Saved data entries:
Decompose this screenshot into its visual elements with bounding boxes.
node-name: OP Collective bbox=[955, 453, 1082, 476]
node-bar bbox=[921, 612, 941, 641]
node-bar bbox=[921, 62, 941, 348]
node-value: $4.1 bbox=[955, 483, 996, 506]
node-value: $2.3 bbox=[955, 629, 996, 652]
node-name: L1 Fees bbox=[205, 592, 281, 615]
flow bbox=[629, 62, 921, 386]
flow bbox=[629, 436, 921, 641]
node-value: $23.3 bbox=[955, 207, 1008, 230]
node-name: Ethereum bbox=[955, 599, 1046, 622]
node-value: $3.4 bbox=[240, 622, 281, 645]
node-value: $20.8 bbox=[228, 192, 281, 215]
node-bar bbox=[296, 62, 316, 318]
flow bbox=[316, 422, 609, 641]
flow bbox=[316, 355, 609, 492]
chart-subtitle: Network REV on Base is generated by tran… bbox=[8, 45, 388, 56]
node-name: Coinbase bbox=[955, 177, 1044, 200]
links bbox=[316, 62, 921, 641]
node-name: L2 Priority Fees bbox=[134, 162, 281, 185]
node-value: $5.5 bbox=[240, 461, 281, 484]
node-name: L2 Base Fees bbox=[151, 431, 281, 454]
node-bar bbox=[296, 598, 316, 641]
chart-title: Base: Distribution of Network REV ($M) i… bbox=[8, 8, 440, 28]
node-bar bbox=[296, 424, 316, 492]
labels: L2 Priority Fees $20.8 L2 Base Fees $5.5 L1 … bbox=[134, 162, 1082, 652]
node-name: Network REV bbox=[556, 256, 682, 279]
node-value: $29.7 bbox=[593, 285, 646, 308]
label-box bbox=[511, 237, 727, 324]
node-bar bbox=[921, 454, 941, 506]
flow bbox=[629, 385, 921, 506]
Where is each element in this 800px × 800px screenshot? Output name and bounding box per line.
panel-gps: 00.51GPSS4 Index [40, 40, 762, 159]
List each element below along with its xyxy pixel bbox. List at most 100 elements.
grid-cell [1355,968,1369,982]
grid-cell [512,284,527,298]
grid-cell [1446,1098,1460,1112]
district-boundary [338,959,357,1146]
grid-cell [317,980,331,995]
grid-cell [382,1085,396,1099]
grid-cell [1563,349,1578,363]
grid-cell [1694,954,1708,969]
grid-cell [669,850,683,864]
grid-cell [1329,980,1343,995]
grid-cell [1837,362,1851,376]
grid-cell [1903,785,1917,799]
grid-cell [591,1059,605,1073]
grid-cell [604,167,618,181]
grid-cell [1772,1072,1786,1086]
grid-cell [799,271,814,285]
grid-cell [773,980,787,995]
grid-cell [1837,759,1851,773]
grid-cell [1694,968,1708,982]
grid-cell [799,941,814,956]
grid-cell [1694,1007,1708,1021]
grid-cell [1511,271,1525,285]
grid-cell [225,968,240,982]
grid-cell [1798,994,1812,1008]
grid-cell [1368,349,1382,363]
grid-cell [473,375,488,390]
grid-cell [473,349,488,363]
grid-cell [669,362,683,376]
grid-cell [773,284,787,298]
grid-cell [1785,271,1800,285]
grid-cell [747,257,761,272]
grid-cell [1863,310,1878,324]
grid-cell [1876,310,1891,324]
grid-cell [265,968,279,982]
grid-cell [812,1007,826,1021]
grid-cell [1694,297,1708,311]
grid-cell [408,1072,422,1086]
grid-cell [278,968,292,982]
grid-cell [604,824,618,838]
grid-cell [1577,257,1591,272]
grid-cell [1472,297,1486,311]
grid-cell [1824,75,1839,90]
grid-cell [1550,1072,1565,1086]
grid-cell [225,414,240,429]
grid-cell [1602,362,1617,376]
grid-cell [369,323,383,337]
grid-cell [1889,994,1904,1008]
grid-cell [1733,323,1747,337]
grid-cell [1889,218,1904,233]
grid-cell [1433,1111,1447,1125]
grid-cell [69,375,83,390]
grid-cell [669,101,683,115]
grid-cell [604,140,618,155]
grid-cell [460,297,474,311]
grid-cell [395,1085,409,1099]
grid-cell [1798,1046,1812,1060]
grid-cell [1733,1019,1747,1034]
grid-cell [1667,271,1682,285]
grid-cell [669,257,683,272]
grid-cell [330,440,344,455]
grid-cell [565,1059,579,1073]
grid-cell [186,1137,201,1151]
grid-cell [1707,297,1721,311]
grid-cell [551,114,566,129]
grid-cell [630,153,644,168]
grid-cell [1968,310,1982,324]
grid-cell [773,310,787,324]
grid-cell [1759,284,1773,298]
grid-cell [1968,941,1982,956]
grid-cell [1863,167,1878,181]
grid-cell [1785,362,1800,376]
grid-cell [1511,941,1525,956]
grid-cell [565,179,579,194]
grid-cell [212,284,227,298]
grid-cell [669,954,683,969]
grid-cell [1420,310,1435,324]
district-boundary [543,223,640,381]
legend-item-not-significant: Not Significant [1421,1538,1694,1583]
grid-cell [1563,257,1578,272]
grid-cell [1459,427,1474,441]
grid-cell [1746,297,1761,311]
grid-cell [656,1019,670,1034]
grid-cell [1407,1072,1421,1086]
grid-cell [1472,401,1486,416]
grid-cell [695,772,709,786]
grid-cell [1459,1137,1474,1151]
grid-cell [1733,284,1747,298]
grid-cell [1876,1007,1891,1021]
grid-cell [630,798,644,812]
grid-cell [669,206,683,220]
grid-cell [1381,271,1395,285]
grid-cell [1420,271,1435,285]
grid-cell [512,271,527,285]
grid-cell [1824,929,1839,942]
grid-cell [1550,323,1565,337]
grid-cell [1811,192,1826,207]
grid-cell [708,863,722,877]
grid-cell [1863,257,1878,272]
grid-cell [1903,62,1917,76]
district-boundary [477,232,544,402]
---
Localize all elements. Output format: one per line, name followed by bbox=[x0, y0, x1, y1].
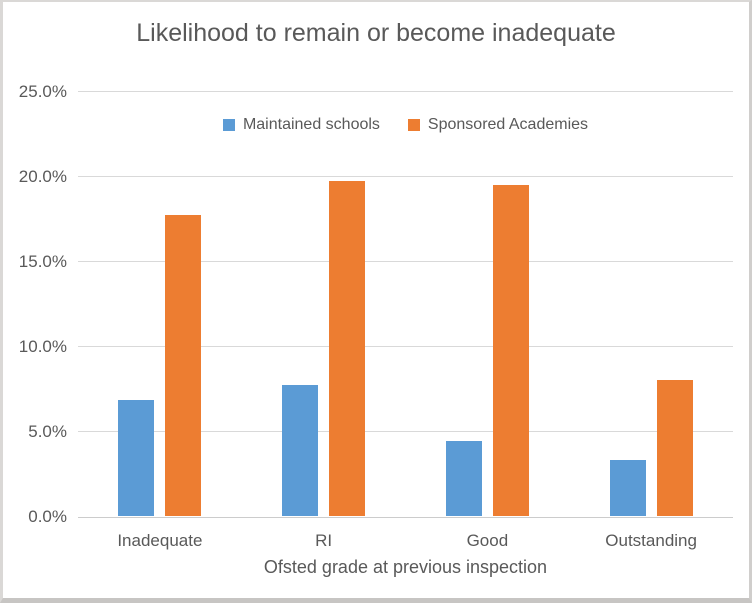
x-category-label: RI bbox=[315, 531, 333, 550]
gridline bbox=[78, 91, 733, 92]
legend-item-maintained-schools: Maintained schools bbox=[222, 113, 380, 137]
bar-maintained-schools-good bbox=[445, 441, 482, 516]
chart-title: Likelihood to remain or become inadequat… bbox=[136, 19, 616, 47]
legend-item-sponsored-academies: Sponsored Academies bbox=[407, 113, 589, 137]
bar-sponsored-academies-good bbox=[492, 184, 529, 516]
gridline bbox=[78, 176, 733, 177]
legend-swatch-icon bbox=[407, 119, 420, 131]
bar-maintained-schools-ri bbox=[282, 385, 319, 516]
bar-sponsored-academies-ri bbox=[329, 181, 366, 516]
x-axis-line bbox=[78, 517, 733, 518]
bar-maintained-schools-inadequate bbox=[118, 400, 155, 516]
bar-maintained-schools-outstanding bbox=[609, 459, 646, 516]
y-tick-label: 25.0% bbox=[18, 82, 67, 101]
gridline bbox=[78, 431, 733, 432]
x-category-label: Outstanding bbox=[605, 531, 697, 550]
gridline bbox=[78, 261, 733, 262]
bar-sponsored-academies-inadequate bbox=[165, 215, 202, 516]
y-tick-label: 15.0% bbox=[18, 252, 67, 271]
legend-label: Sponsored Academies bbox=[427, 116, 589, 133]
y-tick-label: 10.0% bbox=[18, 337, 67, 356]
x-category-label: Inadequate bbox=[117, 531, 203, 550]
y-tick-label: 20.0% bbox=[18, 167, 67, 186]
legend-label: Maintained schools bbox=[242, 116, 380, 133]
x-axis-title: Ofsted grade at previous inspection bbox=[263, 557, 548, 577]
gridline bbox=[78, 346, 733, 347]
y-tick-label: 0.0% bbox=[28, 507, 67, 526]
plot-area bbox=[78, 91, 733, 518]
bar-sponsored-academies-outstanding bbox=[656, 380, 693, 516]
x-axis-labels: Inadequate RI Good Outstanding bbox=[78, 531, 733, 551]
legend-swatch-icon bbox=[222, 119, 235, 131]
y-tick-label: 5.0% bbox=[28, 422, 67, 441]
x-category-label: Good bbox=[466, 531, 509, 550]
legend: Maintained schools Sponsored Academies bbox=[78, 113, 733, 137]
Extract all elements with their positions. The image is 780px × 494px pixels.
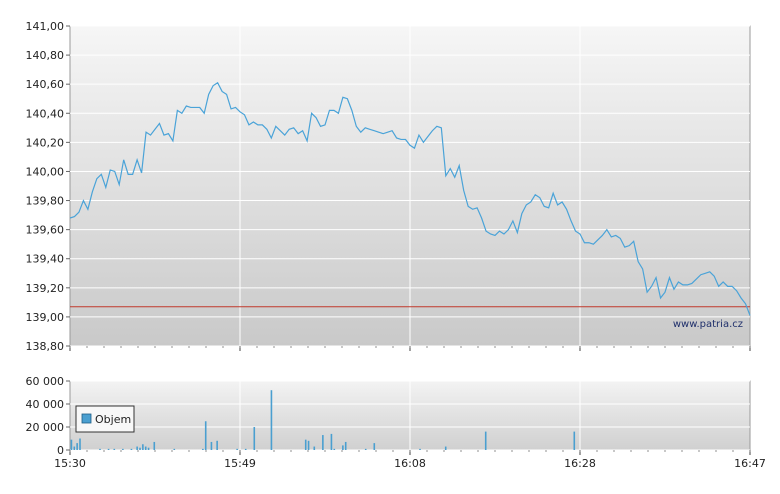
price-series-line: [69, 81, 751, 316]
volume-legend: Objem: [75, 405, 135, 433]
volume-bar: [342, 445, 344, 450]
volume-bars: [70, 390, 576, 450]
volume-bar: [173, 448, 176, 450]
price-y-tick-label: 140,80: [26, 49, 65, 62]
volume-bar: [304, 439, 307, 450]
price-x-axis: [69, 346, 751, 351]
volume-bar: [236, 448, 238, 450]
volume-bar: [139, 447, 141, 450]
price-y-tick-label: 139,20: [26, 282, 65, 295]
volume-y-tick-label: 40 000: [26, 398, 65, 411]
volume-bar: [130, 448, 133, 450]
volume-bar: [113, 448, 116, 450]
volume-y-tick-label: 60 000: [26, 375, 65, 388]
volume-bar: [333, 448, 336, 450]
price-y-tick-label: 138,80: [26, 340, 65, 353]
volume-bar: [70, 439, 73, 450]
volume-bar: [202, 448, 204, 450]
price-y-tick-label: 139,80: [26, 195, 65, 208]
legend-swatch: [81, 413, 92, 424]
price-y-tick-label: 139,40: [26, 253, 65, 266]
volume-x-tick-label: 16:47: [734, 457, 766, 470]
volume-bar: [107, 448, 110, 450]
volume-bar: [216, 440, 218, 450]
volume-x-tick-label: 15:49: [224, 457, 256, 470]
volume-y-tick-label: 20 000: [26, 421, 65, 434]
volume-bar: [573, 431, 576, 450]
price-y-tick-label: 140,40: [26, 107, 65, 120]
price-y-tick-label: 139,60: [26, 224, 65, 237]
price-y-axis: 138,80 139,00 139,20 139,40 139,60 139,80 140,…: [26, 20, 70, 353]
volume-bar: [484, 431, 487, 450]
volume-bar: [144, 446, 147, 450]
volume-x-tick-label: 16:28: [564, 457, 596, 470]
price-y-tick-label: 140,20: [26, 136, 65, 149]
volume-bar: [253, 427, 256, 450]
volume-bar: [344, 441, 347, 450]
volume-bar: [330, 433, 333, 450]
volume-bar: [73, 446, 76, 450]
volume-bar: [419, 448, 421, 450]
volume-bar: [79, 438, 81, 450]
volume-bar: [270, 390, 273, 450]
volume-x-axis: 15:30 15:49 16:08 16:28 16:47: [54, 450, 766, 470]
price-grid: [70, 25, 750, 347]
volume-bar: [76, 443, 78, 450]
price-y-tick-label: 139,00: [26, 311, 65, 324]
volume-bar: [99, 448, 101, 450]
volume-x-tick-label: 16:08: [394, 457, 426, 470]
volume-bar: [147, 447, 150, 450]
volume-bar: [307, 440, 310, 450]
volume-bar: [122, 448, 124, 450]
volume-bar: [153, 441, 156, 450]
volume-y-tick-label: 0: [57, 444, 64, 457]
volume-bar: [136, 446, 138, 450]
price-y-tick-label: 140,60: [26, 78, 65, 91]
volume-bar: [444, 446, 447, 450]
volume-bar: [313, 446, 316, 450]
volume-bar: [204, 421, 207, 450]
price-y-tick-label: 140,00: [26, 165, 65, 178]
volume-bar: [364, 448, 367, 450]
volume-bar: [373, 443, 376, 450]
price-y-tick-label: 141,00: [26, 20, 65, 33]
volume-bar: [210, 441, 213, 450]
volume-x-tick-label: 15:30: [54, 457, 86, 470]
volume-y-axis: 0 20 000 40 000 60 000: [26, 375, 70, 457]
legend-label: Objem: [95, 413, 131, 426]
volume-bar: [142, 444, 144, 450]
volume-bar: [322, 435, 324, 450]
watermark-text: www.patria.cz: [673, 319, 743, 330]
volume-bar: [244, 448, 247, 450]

### WHAT NEEDS TO BE DONE
Write out the material word for word, starting with the line containing "price-series-line: [69, 81, 751, 316]" and going on through the line containing "price-y-tick-label: 139,00: [26, 311, 65, 324]", both ends included. Give nothing beyond those lines.

### TASK ANSWER
price-series-line: [69, 81, 751, 316]
volume-legend: Objem: [75, 405, 135, 433]
volume-bar: [342, 445, 344, 450]
volume-bars: [70, 390, 576, 450]
volume-bar: [173, 448, 176, 450]
price-y-tick-label: 140,80: [26, 49, 65, 62]
volume-bar: [304, 439, 307, 450]
price-x-axis: [69, 346, 751, 351]
volume-bar: [236, 448, 238, 450]
volume-bar: [139, 447, 141, 450]
price-y-tick-label: 139,20: [26, 282, 65, 295]
volume-y-tick-label: 40 000: [26, 398, 65, 411]
volume-bar: [130, 448, 133, 450]
volume-bar: [113, 448, 116, 450]
volume-y-tick-label: 60 000: [26, 375, 65, 388]
volume-bar: [333, 448, 336, 450]
price-y-tick-label: 138,80: [26, 340, 65, 353]
volume-bar: [70, 439, 73, 450]
volume-bar: [202, 448, 204, 450]
price-y-tick-label: 139,80: [26, 195, 65, 208]
legend-swatch: [81, 413, 92, 424]
price-y-tick-label: 139,40: [26, 253, 65, 266]
volume-x-tick-label: 16:47: [734, 457, 766, 470]
volume-bar: [107, 448, 110, 450]
volume-bar: [216, 440, 218, 450]
volume-x-tick-label: 15:49: [224, 457, 256, 470]
volume-y-tick-label: 20 000: [26, 421, 65, 434]
volume-bar: [573, 431, 576, 450]
price-y-tick-label: 140,40: [26, 107, 65, 120]
price-y-tick-label: 139,60: [26, 224, 65, 237]
price-y-axis: 138,80 139,00 139,20 139,40 139,60 139,80 140,…: [26, 20, 70, 353]
volume-bar: [484, 431, 487, 450]
volume-bar: [144, 446, 147, 450]
volume-x-tick-label: 16:28: [564, 457, 596, 470]
price-y-tick-label: 140,20: [26, 136, 65, 149]
volume-bar: [253, 427, 256, 450]
volume-bar: [344, 441, 347, 450]
volume-bar: [330, 433, 333, 450]
volume-bar: [73, 446, 76, 450]
volume-bar: [419, 448, 421, 450]
volume-bar: [79, 438, 81, 450]
volume-bar: [270, 390, 273, 450]
volume-x-axis: 15:30 15:49 16:08 16:28 16:47: [54, 450, 766, 470]
price-grid: [70, 25, 750, 347]
volume-bar: [76, 443, 78, 450]
price-y-tick-label: 139,00: [26, 311, 65, 324]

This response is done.